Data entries
▬▬▬▬▬▬

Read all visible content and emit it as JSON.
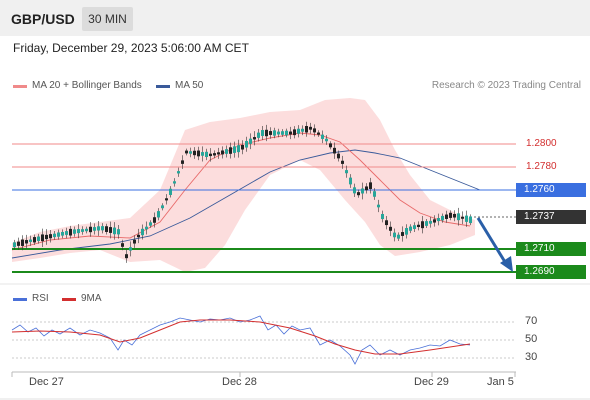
{
  "header": {
    "pair": "GBP/USD",
    "timeframe": "30 MIN"
  },
  "date_line": "Friday, December 29, 2023 5:06:00 AM CET",
  "legend": {
    "ma20": "MA 20 + Bollinger Bands",
    "ma50": "MA 50",
    "credit": "Research © 2023 Trading Central"
  },
  "rsi_legend": {
    "rsi": "RSI",
    "ma": "9MA"
  },
  "colors": {
    "up": "#26a69a",
    "down": "#222222",
    "resistance": "#d32f2f",
    "support": "#1b8a1b",
    "blue": "#3a6fe0",
    "band": "#fbd5d5"
  },
  "levels": {
    "r1": "1.2800",
    "r2": "1.2780",
    "pivot": "1.2760",
    "current": "1.2737",
    "s1": "1.2710",
    "s2": "1.2690"
  },
  "chart_data": {
    "type": "candlestick",
    "x_labels": [
      "Dec 27",
      "Dec 28",
      "Dec 29",
      "Jan 5"
    ],
    "y_axis_note": "price levels shown on right",
    "rsi_ticks": [
      "70",
      "50",
      "30"
    ],
    "price_levels": [
      1.28,
      1.278,
      1.276,
      1.2737,
      1.271,
      1.269
    ]
  }
}
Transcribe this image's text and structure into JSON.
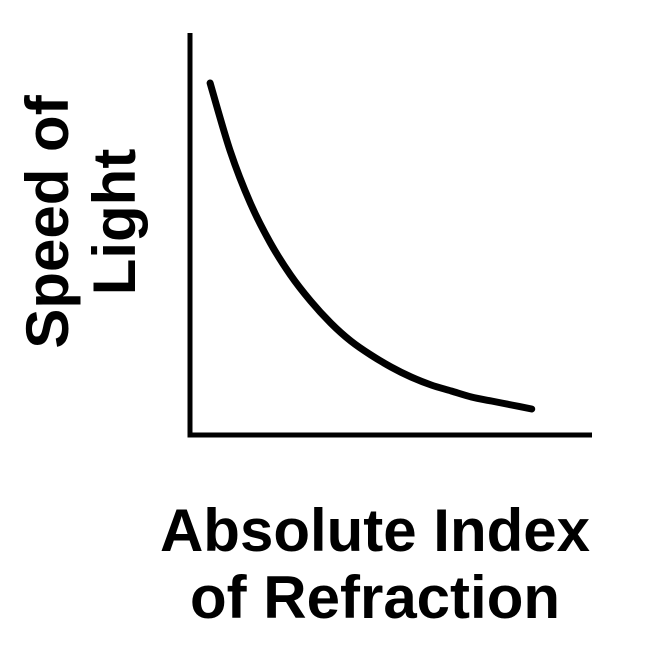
{
  "chart_data": {
    "type": "line",
    "xlabel": [
      "Absolute Index",
      "of Refraction"
    ],
    "ylabel": [
      "Speed of",
      "Light"
    ],
    "ticks": "none",
    "grid": false,
    "legend": "none",
    "series": [
      {
        "x": [
          0.05,
          0.1,
          0.15,
          0.2,
          0.25,
          0.3,
          0.35,
          0.4,
          0.45,
          0.5,
          0.55,
          0.6,
          0.65,
          0.7,
          0.75,
          0.8,
          0.85
        ],
        "y": [
          0.88,
          0.71,
          0.58,
          0.48,
          0.4,
          0.335,
          0.28,
          0.235,
          0.2,
          0.17,
          0.145,
          0.125,
          0.11,
          0.095,
          0.085,
          0.075,
          0.065
        ]
      }
    ],
    "xlim": [
      0,
      1
    ],
    "ylim": [
      0,
      1
    ],
    "colors": {
      "line": "#000000",
      "axes": "#000000",
      "background": "#ffffff"
    }
  }
}
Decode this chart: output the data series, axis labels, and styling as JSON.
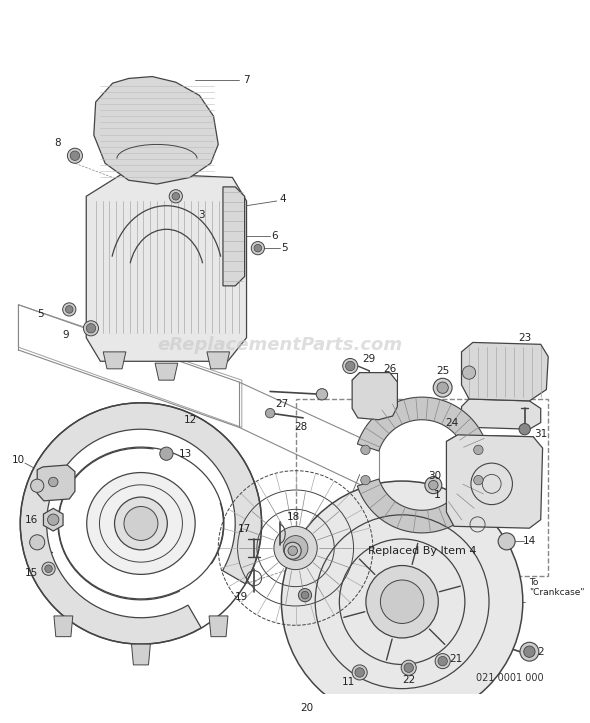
{
  "background_color": "#ffffff",
  "watermark_text": "eReplacementParts.com",
  "watermark_color": "#c8c8c8",
  "watermark_fontsize": 13,
  "part_number_text": "021 0001 000",
  "part_number_fontsize": 7,
  "replaced_by_text": "Replaced By Item 4",
  "replaced_by_fontsize": 8,
  "line_color": "#444444",
  "label_fontsize": 7.5
}
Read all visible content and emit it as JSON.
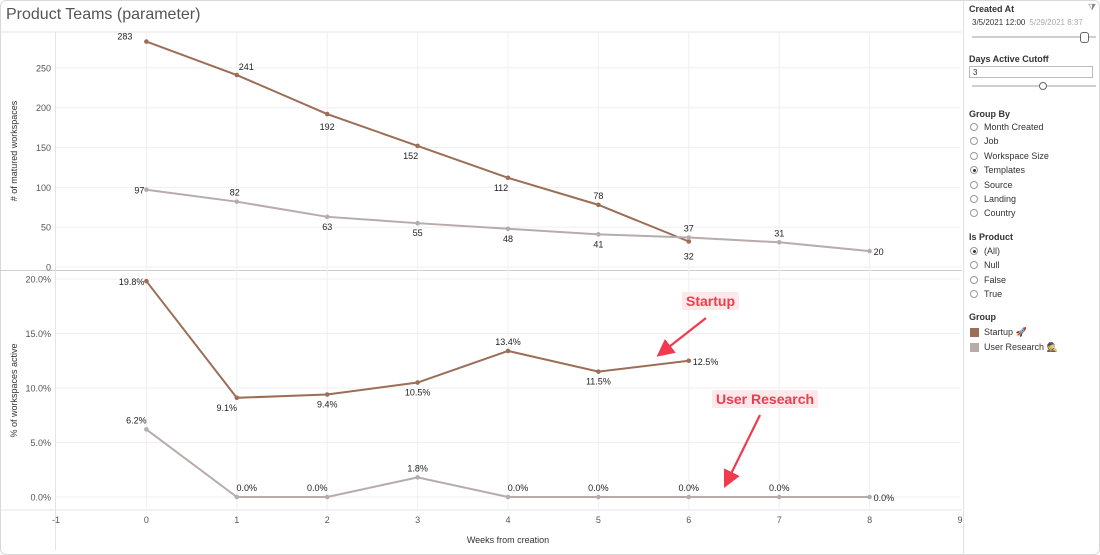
{
  "title": "Product Teams (parameter)",
  "chart_data": [
    {
      "type": "line",
      "ylabel": "# of matured workspaces",
      "yticks": [
        "0",
        "50",
        "100",
        "150",
        "200",
        "250"
      ],
      "ylim": [
        0,
        290
      ],
      "grid": true,
      "series": [
        {
          "name": "Startup",
          "color": "#9c6e57",
          "x": [
            0,
            1,
            2,
            3,
            4,
            5,
            6
          ],
          "values": [
            283,
            241,
            192,
            152,
            112,
            78,
            32
          ],
          "labels": [
            "283",
            "241",
            "192",
            "152",
            "112",
            "78",
            "32"
          ]
        },
        {
          "name": "User Research",
          "color": "#b6acaa",
          "x": [
            0,
            1,
            2,
            3,
            4,
            5,
            6,
            7,
            8
          ],
          "values": [
            97,
            82,
            63,
            55,
            48,
            41,
            37,
            31,
            20
          ],
          "labels": [
            "97",
            "82",
            "63",
            "55",
            "48",
            "41",
            "37",
            "31",
            "20"
          ]
        }
      ]
    },
    {
      "type": "line",
      "ylabel": "% of workspaces active",
      "yticks": [
        "0.0%",
        "5.0%",
        "10.0%",
        "15.0%",
        "20.0%"
      ],
      "ylim": [
        0,
        20
      ],
      "grid": true,
      "series": [
        {
          "name": "Startup",
          "color": "#9c6e57",
          "x": [
            0,
            1,
            2,
            3,
            4,
            5,
            6
          ],
          "values": [
            19.8,
            9.1,
            9.4,
            10.5,
            13.4,
            11.5,
            12.5
          ],
          "labels": [
            "19.8%",
            "9.1%",
            "9.4%",
            "10.5%",
            "13.4%",
            "11.5%",
            "12.5%"
          ]
        },
        {
          "name": "User Research",
          "color": "#b6acaa",
          "x": [
            0,
            1,
            2,
            3,
            4,
            5,
            6,
            7,
            8
          ],
          "values": [
            6.2,
            0.0,
            0.0,
            1.8,
            0.0,
            0.0,
            0.0,
            0.0,
            0.0
          ],
          "labels": [
            "6.2%",
            "0.0%",
            "0.0%",
            "1.8%",
            "0.0%",
            "0.0%",
            "0.0%",
            "0.0%",
            "0.0%"
          ]
        }
      ]
    }
  ],
  "xaxis": {
    "label": "Weeks from creation",
    "ticks": [
      "-1",
      "0",
      "1",
      "2",
      "3",
      "4",
      "5",
      "6",
      "7",
      "8",
      "9"
    ],
    "xlim": [
      -1,
      9
    ]
  },
  "annotations": [
    {
      "text": "Startup",
      "color": "#f23a4f"
    },
    {
      "text": "User Research",
      "color": "#f23a4f"
    }
  ],
  "panel": {
    "created_at": {
      "title": "Created At",
      "start": "3/5/2021 12:00",
      "end": "5/29/2021 8:37",
      "level": 0.9
    },
    "days_active": {
      "title": "Days Active Cutoff",
      "value": "3",
      "level": 0.6
    },
    "group_by": {
      "title": "Group By",
      "selected": 3,
      "options": [
        "Month Created",
        "Job",
        "Workspace Size",
        "Templates",
        "Source",
        "Landing",
        "Country"
      ]
    },
    "is_product": {
      "title": "Is Product",
      "selected": 0,
      "options": [
        "(All)",
        "Null",
        "False",
        "True"
      ]
    },
    "group": {
      "title": "Group",
      "items": [
        {
          "label": "Startup 🚀",
          "color": "#9c6e57"
        },
        {
          "label": "User Research 🕵️",
          "color": "#b6acaa"
        }
      ]
    }
  }
}
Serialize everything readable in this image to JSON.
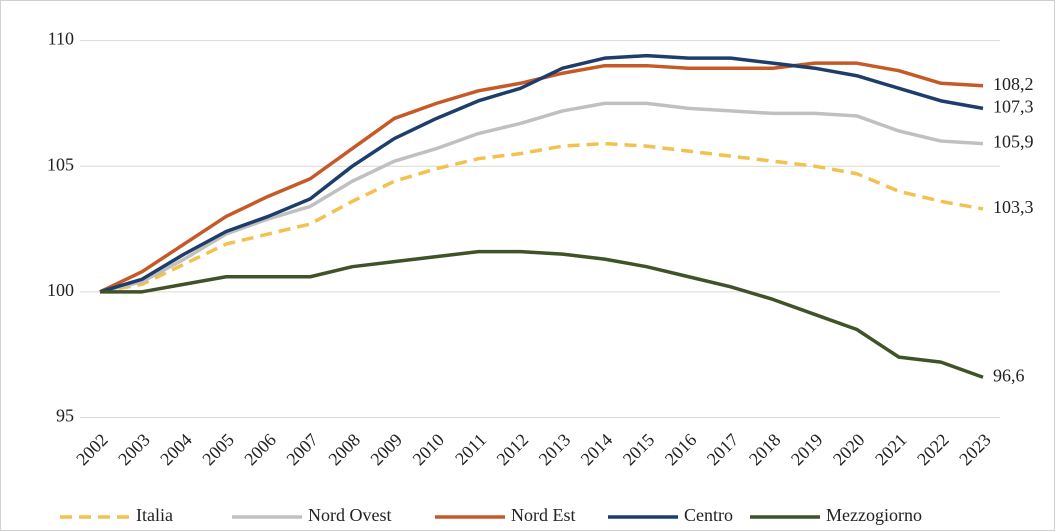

▬▬▬▬▬▬

Exercise details
Find each line holding "series". Copy it out.

Finished task
    "series": [
Decode this chart: output the data series, axis labels, and styling as JSON.
      "series": [
      "series": [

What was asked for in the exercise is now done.